> _Given problem_
Return verbatim the run of lines that opens with the line holding "What does this" and closes with the last line of the records.

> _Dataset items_
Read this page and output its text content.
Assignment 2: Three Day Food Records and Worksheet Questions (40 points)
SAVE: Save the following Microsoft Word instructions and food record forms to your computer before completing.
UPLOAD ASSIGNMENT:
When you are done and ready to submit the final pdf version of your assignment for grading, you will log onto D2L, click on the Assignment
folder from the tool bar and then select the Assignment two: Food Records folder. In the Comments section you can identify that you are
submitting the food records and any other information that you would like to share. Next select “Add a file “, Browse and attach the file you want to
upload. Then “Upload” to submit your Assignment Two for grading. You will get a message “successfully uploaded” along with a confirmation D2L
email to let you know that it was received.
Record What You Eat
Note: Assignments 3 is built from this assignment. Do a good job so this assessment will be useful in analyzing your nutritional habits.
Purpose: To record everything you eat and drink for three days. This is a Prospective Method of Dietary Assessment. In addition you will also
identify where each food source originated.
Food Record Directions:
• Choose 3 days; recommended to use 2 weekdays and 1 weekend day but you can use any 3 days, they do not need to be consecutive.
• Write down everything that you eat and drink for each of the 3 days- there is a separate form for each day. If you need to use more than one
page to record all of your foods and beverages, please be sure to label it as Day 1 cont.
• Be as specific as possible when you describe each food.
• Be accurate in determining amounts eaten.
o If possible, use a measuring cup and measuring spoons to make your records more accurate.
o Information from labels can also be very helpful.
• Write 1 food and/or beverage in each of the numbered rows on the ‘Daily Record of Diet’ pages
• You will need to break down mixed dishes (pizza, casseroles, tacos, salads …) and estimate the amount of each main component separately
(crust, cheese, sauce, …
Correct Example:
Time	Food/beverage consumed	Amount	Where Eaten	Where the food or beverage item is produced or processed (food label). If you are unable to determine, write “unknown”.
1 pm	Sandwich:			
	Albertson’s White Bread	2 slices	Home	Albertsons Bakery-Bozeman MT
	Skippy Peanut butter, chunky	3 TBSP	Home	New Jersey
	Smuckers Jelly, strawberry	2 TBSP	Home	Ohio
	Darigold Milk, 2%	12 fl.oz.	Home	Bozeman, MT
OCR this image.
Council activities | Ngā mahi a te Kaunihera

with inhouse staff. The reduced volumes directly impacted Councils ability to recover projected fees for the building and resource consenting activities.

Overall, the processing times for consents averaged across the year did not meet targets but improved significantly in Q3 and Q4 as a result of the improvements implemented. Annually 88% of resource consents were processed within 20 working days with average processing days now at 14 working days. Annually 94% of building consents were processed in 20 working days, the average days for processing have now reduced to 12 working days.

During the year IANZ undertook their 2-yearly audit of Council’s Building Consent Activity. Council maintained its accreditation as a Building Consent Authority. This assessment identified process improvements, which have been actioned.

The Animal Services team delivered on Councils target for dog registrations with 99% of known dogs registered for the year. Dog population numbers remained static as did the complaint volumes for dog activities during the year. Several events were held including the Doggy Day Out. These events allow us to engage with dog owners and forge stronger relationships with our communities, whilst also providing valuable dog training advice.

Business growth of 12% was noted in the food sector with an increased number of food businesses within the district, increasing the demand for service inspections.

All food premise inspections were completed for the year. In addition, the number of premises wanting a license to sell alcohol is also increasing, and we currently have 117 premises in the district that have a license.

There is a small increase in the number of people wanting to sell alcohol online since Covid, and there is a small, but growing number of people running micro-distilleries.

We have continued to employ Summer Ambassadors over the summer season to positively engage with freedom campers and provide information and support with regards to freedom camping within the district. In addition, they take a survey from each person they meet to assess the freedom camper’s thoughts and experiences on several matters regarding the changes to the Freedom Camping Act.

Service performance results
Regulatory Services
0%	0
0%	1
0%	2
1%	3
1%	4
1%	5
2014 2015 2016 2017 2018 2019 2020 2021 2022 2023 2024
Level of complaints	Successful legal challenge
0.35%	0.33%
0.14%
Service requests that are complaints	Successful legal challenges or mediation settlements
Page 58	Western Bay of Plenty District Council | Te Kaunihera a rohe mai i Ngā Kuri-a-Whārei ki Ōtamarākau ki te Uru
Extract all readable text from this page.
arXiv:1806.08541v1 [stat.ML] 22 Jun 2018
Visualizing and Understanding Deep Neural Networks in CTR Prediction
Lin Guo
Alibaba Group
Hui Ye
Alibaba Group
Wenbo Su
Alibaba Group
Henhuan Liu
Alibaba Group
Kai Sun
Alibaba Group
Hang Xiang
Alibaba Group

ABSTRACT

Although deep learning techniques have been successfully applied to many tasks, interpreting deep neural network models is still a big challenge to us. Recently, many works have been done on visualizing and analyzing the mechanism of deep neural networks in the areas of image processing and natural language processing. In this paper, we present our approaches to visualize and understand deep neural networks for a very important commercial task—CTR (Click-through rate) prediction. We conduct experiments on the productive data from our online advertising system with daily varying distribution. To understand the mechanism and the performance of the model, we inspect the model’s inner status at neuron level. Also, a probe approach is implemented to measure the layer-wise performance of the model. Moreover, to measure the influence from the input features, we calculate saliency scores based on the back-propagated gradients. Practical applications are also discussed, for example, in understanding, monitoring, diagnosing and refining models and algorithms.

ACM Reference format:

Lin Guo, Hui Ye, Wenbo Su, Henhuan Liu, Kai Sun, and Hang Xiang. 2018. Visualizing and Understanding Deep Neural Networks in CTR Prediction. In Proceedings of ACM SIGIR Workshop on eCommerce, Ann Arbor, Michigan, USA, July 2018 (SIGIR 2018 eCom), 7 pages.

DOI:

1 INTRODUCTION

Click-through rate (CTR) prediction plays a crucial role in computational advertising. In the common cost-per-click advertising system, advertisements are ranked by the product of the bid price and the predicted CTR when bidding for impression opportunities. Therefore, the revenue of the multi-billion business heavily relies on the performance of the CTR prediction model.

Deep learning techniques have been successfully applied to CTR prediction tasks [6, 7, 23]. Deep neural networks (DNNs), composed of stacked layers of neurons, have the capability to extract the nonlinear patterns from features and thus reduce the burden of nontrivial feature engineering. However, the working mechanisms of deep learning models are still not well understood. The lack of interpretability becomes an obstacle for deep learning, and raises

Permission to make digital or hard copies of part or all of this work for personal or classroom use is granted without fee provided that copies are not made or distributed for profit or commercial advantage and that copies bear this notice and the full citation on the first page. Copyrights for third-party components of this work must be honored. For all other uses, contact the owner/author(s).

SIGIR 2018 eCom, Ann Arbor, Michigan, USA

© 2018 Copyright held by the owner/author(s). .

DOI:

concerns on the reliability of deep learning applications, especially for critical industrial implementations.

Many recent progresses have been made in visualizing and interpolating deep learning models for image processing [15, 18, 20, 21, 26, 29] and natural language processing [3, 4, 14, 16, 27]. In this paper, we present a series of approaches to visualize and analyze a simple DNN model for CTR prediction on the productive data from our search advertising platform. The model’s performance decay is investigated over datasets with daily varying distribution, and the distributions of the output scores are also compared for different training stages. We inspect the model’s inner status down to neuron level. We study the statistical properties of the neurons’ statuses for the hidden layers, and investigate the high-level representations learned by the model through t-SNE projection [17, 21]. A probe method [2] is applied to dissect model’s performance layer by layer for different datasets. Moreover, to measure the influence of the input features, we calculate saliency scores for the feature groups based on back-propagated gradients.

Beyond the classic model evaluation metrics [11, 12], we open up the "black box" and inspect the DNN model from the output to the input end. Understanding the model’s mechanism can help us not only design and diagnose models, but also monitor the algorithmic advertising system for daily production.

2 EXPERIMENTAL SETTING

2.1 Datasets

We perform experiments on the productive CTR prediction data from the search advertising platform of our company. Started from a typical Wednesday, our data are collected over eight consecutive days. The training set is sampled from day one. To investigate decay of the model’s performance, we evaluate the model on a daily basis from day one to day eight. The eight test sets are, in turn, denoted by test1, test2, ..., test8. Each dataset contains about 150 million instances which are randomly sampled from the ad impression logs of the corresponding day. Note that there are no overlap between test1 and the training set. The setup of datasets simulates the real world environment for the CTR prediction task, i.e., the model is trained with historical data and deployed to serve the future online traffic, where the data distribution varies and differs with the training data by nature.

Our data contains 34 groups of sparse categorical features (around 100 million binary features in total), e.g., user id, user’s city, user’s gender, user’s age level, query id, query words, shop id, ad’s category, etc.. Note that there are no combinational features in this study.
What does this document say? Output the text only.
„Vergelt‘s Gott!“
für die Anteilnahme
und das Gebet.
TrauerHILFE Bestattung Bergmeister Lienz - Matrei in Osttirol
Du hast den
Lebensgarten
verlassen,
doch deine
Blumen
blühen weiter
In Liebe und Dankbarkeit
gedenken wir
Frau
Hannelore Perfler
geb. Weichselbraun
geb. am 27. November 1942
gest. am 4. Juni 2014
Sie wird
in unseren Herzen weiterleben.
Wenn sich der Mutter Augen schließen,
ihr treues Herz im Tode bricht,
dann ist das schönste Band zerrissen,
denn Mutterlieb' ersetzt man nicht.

> _Finished answer_
What does this document say? Output the text only.
„Vergelt‘s Gott!“
für die Anteilnahme
und das Gebet.
TrauerHILFE Bestattung Bergmeister Lienz - Matrei in Osttirol
Du hast den
Lebensgarten
verlassen,
doch deine
Blumen
blühen weiter
In Liebe und Dankbarkeit
gedenken wir
Frau
Hannelore Perfler
geb. Weichselbraun
geb. am 27. November 1942
gest. am 4. Juni 2014
Sie wird
in unseren Herzen weiterleben.
Wenn sich der Mutter Augen schließen,
ihr treues Herz im Tode bricht,
dann ist das schönste Band zerrissen,
denn Mutterlieb' ersetzt man nicht.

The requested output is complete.